Task description => Repeat every line of the material, character for character.
▬▬▬▬▬▬▬▬▬▬
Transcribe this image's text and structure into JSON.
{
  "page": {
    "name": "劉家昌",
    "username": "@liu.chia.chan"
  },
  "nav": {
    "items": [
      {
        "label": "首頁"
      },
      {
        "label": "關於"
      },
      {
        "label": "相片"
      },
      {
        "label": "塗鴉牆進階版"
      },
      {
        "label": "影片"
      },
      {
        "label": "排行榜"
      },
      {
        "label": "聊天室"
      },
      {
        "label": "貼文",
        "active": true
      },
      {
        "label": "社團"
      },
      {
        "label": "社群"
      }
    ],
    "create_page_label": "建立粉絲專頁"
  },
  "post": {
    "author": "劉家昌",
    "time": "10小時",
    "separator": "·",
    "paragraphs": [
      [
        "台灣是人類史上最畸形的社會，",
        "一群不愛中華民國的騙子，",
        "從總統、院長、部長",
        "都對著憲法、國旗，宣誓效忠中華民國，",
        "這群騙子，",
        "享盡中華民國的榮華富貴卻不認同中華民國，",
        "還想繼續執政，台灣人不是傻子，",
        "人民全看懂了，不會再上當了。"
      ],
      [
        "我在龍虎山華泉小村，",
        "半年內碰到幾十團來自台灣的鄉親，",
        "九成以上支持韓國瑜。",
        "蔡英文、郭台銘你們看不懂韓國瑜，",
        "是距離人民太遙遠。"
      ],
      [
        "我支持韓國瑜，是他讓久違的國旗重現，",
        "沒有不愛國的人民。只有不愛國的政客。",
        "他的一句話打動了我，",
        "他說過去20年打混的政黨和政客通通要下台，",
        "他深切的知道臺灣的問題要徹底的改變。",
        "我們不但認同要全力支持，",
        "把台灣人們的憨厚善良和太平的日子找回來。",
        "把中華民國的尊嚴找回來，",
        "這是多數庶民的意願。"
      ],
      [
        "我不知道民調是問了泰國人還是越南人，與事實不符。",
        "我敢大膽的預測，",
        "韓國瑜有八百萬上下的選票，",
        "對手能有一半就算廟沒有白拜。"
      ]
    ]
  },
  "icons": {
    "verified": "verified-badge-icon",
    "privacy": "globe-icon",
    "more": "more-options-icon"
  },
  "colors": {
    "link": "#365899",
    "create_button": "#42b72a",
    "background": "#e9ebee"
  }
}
▬▬▬▬▬▬▬▬▬▬
Solution =>
Transcribe this image's text and structure into JSON.
{
  "page": {
    "name": "劉家昌",
    "username": "@liu.chia.chan"
  },
  "nav": {
    "items": [
      {
        "label": "首頁"
      },
      {
        "label": "關於"
      },
      {
        "label": "相片"
      },
      {
        "label": "塗鴉牆進階版"
      },
      {
        "label": "影片"
      },
      {
        "label": "排行榜"
      },
      {
        "label": "聊天室"
      },
      {
        "label": "貼文",
        "active": true
      },
      {
        "label": "社團"
      },
      {
        "label": "社群"
      }
    ],
    "create_page_label": "建立粉絲專頁"
  },
  "post": {
    "author": "劉家昌",
    "time": "10小時",
    "separator": "·",
    "paragraphs": [
      [
        "台灣是人類史上最畸形的社會，",
        "一群不愛中華民國的騙子，",
        "從總統、院長、部長",
        "都對著憲法、國旗，宣誓效忠中華民國，",
        "這群騙子，",
        "享盡中華民國的榮華富貴卻不認同中華民國，",
        "還想繼續執政，台灣人不是傻子，",
        "人民全看懂了，不會再上當了。"
      ],
      [
        "我在龍虎山華泉小村，",
        "半年內碰到幾十團來自台灣的鄉親，",
        "九成以上支持韓國瑜。",
        "蔡英文、郭台銘你們看不懂韓國瑜，",
        "是距離人民太遙遠。"
      ],
      [
        "我支持韓國瑜，是他讓久違的國旗重現，",
        "沒有不愛國的人民。只有不愛國的政客。",
        "他的一句話打動了我，",
        "他說過去20年打混的政黨和政客通通要下台，",
        "他深切的知道臺灣的問題要徹底的改變。",
        "我們不但認同要全力支持，",
        "把台灣人們的憨厚善良和太平的日子找回來。",
        "把中華民國的尊嚴找回來，",
        "這是多數庶民的意願。"
      ],
      [
        "我不知道民調是問了泰國人還是越南人，與事實不符。",
        "我敢大膽的預測，",
        "韓國瑜有八百萬上下的選票，",
        "對手能有一半就算廟沒有白拜。"
      ]
    ]
  },
  "icons": {
    "verified": "verified-badge-icon",
    "privacy": "globe-icon",
    "more": "more-options-icon"
  },
  "colors": {
    "link": "#365899",
    "create_button": "#42b72a",
    "background": "#e9ebee"
  }
}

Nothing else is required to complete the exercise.